» **YOUR OBJECTIVE**
Review the lines that follow and copy each one that contains the word "content".

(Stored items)
--
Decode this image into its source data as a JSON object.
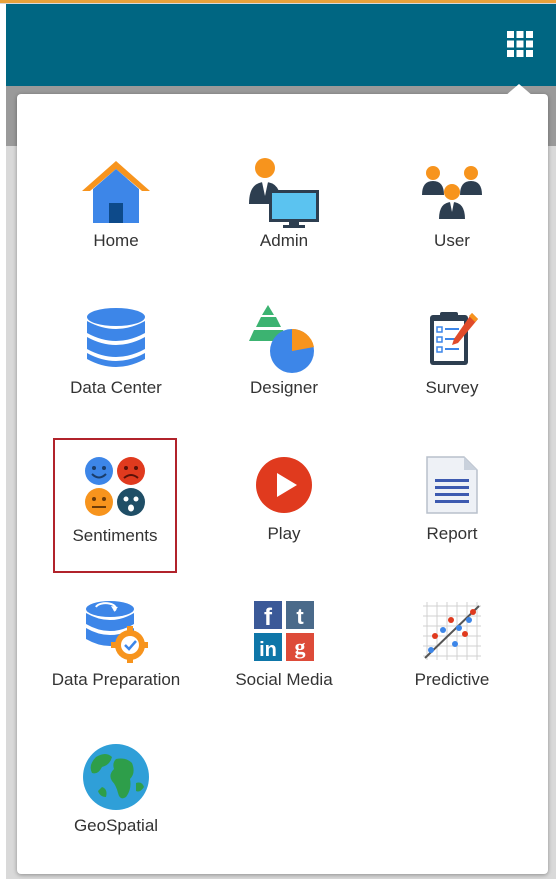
{
  "header": {
    "menu_icon": "grid-icon",
    "brand_color": "#006682"
  },
  "apps": [
    {
      "label": "Home",
      "icon": "home-icon"
    },
    {
      "label": "Admin",
      "icon": "admin-icon"
    },
    {
      "label": "User",
      "icon": "users-icon"
    },
    {
      "label": "Data Center",
      "icon": "database-icon"
    },
    {
      "label": "Designer",
      "icon": "designer-icon"
    },
    {
      "label": "Survey",
      "icon": "survey-icon"
    },
    {
      "label": "Sentiments",
      "icon": "sentiments-icon",
      "selected": true
    },
    {
      "label": "Play",
      "icon": "play-icon"
    },
    {
      "label": "Report",
      "icon": "report-icon"
    },
    {
      "label": "Data Preparation",
      "icon": "data-preparation-icon"
    },
    {
      "label": "Social Media",
      "icon": "social-media-icon"
    },
    {
      "label": "Predictive",
      "icon": "predictive-icon"
    },
    {
      "label": "GeoSpatial",
      "icon": "globe-icon"
    }
  ],
  "colors": {
    "selection_border": "#b1232b",
    "icon_blue": "#3d86e8",
    "icon_orange": "#f7941d"
  }
}
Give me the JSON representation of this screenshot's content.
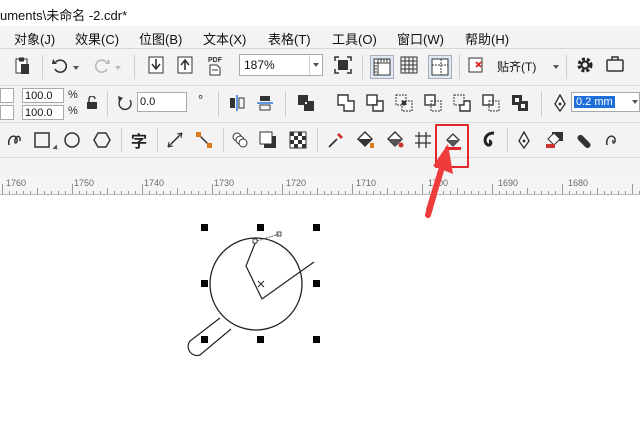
{
  "window": {
    "title": "uments\\未命名 -2.cdr*"
  },
  "menu": [
    {
      "label": "对象(J)"
    },
    {
      "label": "效果(C)"
    },
    {
      "label": "位图(B)"
    },
    {
      "label": "文本(X)"
    },
    {
      "label": "表格(T)"
    },
    {
      "label": "工具(O)"
    },
    {
      "label": "窗口(W)"
    },
    {
      "label": "帮助(H)"
    }
  ],
  "standard_toolbar": {
    "zoom_value": "187%",
    "snap_label": "贴齐(T)",
    "pdf_label": "PDF"
  },
  "property_bar": {
    "scale_x": "100.0",
    "scale_y": "100.0",
    "percent_x": "%",
    "percent_y": "%",
    "rotation": "0.0",
    "degree_symbol": "°",
    "outline_width": "0.2 mm"
  },
  "toolbox": {
    "text_tool_glyph": "字"
  },
  "ruler": {
    "labels": [
      "1760",
      "1750",
      "1740",
      "1730",
      "1720",
      "1710",
      "1700",
      "1690",
      "1680"
    ]
  },
  "colors": {
    "highlight": "#e0282e",
    "arrow": "#ee3b3b",
    "selection_handles": "#000000",
    "outline_width_bg": "#1e6fd9"
  },
  "icons": [
    "paste-icon",
    "undo-icon",
    "redo-icon",
    "import-icon",
    "export-icon",
    "publish-pdf-icon",
    "full-screen-icon",
    "rulers-icon",
    "grid-icon",
    "guidelines-icon",
    "snap-off-icon",
    "options-icon",
    "launch-icon",
    "lock-ratio-icon",
    "rotate-icon",
    "mirror-h-icon",
    "mirror-v-icon",
    "combine-icon",
    "weld-icon",
    "trim-icon",
    "intersect-icon",
    "simplify-icon",
    "front-minus-back-icon",
    "back-minus-front-icon",
    "create-boundary-icon",
    "pen-icon",
    "freehand-icon",
    "rectangle-icon",
    "ellipse-icon",
    "polygon-icon",
    "text-icon",
    "dimension-icon",
    "connector-icon",
    "blend-icon",
    "drop-shadow-icon",
    "transparency-icon",
    "eyedropper-icon",
    "interactive-fill-icon",
    "smart-fill-icon",
    "mesh-fill-icon",
    "outline-pen-icon",
    "smear-icon",
    "contour-icon",
    "eraser-icon",
    "knife-icon"
  ]
}
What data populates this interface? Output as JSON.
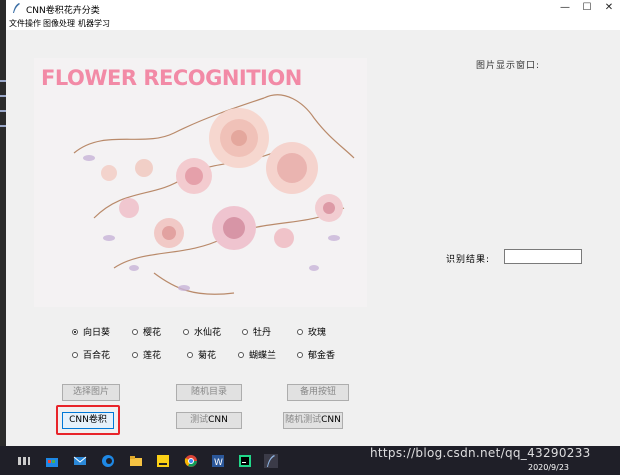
{
  "window": {
    "title": "CNN卷积花卉分类",
    "controls": [
      "—",
      "☐",
      "✕"
    ]
  },
  "menu": [
    "文件操作",
    "图像处理",
    "机器学习"
  ],
  "image": {
    "heading": "FLOWER RECOGNITION"
  },
  "display": {
    "label": "图片显示窗口:"
  },
  "result": {
    "label": "识别结果:",
    "value": ""
  },
  "flowers": {
    "row1": [
      "向日葵",
      "樱花",
      "水仙花",
      "牡丹",
      "玫瑰"
    ],
    "row2": [
      "百合花",
      "莲花",
      "菊花",
      "蝴蝶兰",
      "郁金香"
    ],
    "selected": "向日葵"
  },
  "buttons": {
    "select_image": "选择图片",
    "random_dir": "随机目录",
    "spare": "备用按钮",
    "cnn_conv": "CNN卷积",
    "test_cnn_prefix": "测试",
    "test_cnn_en": "CNN",
    "random_test_prefix": "随机测试",
    "random_test_en": "CNN"
  },
  "taskbar": {
    "date": "2020/9/23",
    "watermark": "https://blog.csdn.net/qq_43290233"
  },
  "colors": {
    "accent_red": "#e8242a",
    "heading_pink": "#f28aa6",
    "taskbar": "#1f1f28"
  }
}
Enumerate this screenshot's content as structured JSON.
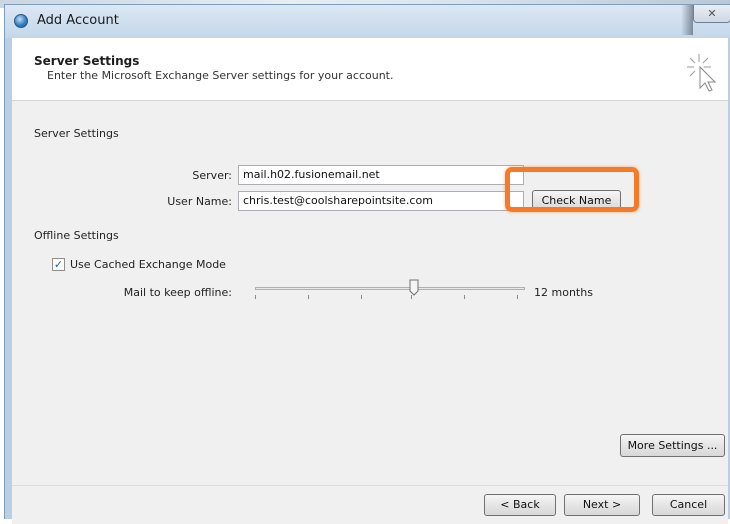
{
  "window": {
    "title": "Add Account",
    "close_glyph": "✕"
  },
  "header": {
    "title": "Server Settings",
    "subtitle": "Enter the Microsoft Exchange Server settings for your account."
  },
  "server_settings": {
    "heading": "Server Settings",
    "server_label": "Server:",
    "server_value": "mail.h02.fusionemail.net",
    "username_label": "User Name:",
    "username_value": "chris.test@coolsharepointsite.com",
    "check_name_label": "Check Name"
  },
  "offline_settings": {
    "heading": "Offline Settings",
    "cached_mode_label": "Use Cached Exchange Mode",
    "cached_mode_checked": true,
    "mail_keep_label": "Mail to keep offline:",
    "mail_keep_value": "12 months",
    "slider_level_fraction": 0.59
  },
  "buttons": {
    "more_settings": "More Settings ...",
    "back": "< Back",
    "next": "Next >",
    "cancel": "Cancel"
  },
  "colors": {
    "highlight": "#f47b2a",
    "titlebar": "#c4d7ea"
  },
  "icons": {
    "app": "outlook-account-icon",
    "wizard": "cursor-sparkle-icon"
  }
}
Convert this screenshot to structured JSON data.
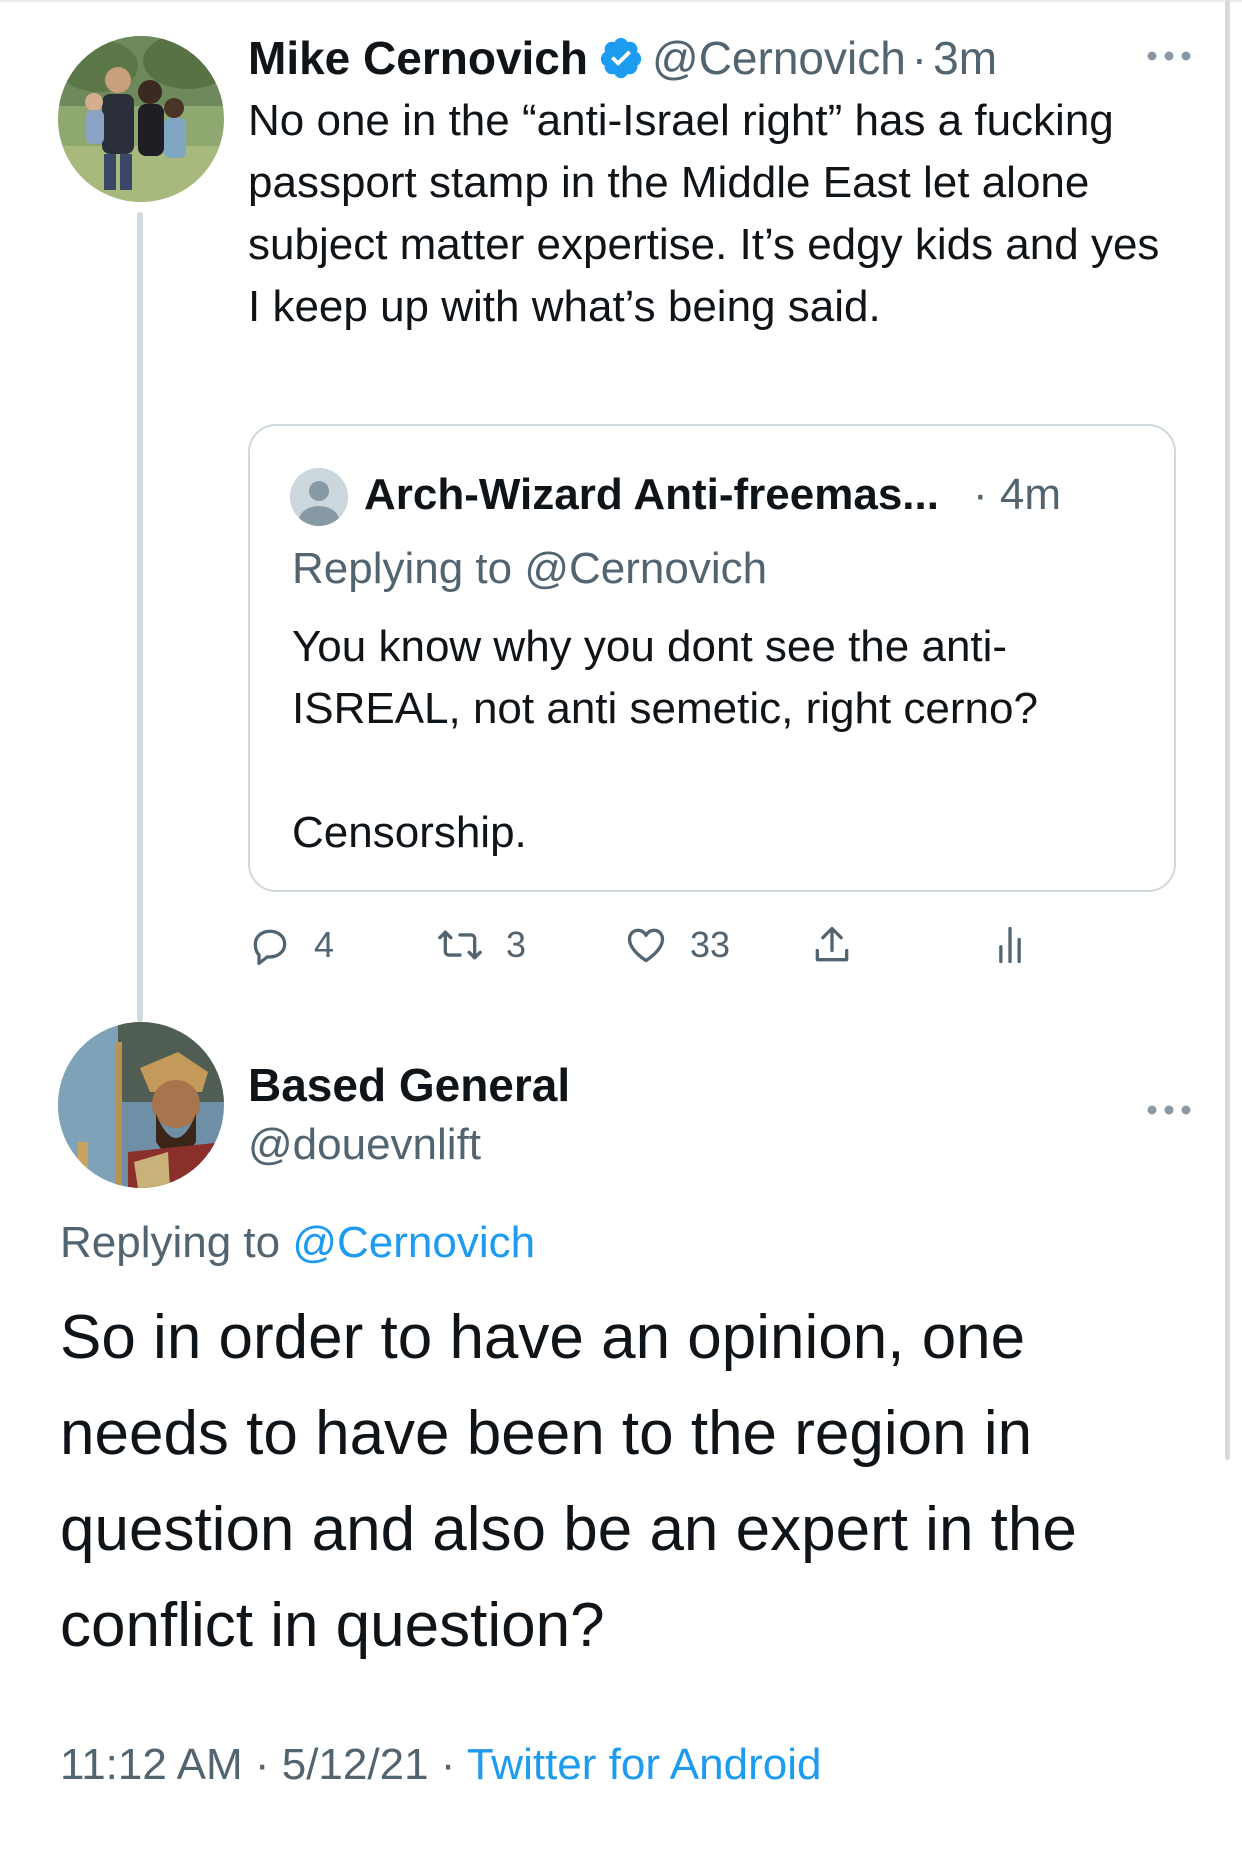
--
» **ANSWER TO THE PROBLEM**
Give me the JSON representation of this screenshot's content.
Enumerate this screenshot's content as structured JSON.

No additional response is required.